Spot each line that carries the word "here"; copy those lines.

- Data rows:
□ □ □ □ □ □ □
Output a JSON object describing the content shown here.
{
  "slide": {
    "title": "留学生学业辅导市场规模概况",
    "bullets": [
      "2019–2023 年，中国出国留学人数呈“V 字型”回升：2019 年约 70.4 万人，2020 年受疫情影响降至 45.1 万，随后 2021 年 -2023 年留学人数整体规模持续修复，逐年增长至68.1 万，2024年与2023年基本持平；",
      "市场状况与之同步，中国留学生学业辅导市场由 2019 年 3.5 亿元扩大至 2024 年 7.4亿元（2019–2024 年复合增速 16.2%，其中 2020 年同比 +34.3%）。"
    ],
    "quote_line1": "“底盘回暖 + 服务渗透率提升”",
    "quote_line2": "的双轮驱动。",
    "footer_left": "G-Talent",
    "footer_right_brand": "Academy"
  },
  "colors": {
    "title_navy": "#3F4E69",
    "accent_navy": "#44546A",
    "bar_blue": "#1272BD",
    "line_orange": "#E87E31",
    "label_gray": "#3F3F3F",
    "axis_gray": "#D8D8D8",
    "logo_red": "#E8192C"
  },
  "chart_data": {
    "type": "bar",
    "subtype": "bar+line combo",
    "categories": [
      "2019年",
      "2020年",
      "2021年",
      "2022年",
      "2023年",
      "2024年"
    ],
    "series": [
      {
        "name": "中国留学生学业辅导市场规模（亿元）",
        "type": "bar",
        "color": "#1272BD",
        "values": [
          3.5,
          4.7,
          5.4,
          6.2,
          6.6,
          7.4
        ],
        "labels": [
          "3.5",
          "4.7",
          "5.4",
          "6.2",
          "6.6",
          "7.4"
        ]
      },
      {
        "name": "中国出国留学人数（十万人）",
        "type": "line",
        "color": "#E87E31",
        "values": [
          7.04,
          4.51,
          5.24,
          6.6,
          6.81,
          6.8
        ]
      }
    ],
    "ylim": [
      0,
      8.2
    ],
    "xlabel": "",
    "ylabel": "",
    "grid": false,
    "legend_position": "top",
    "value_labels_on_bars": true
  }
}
□ □ □ □ □ □ □
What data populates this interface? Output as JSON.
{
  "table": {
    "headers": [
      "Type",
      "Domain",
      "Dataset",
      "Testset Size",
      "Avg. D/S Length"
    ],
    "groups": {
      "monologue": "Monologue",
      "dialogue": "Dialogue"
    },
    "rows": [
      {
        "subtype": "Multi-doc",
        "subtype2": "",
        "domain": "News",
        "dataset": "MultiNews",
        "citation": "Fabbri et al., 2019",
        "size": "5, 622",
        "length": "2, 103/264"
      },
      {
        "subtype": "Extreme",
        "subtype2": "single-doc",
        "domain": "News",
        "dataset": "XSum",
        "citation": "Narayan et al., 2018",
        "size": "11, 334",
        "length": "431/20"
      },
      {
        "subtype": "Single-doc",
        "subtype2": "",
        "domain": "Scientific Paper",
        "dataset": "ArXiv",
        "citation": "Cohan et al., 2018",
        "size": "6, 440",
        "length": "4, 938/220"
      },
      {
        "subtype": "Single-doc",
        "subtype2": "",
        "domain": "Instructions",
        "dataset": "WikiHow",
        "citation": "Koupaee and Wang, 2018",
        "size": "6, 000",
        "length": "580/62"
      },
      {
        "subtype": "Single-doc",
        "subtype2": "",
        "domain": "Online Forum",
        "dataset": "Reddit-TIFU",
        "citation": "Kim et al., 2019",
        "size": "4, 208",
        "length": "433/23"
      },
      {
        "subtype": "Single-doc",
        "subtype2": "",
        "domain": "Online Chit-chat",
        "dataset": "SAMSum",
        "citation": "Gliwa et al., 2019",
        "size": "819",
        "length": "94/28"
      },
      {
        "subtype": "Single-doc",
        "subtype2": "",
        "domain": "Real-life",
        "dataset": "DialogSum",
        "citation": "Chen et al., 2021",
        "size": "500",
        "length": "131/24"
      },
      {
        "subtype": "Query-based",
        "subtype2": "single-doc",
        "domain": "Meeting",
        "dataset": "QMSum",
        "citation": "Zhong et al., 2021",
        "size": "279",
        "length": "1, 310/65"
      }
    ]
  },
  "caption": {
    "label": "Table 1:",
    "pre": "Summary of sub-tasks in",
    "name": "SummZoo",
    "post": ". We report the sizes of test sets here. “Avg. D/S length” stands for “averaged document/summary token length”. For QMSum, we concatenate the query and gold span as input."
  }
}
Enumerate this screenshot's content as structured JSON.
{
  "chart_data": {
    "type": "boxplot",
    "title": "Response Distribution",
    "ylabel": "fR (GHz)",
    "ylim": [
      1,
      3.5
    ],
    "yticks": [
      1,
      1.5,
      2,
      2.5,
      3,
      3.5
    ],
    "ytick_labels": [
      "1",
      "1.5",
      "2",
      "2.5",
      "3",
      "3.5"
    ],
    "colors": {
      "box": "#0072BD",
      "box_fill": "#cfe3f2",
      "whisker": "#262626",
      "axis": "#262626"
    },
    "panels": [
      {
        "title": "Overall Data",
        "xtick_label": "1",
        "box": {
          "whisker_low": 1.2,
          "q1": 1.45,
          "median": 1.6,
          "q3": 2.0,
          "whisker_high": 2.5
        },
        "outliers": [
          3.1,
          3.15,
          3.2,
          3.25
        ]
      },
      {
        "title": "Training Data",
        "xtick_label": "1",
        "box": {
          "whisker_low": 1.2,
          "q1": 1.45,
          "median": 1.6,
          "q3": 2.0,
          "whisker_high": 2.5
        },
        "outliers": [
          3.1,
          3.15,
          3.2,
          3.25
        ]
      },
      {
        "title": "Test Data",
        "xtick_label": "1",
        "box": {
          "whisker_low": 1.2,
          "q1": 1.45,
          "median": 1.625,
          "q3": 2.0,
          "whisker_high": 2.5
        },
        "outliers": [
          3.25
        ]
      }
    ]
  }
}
□ □ □ □ □ □ □
- Output for this exercise:
Output a JSON object describing the content shown here.
    "post": ". We report the sizes of test sets here. “Avg. D/S length” stands for “averaged document/summary token length”. For QMSum, we concatenate the query and gold span as input."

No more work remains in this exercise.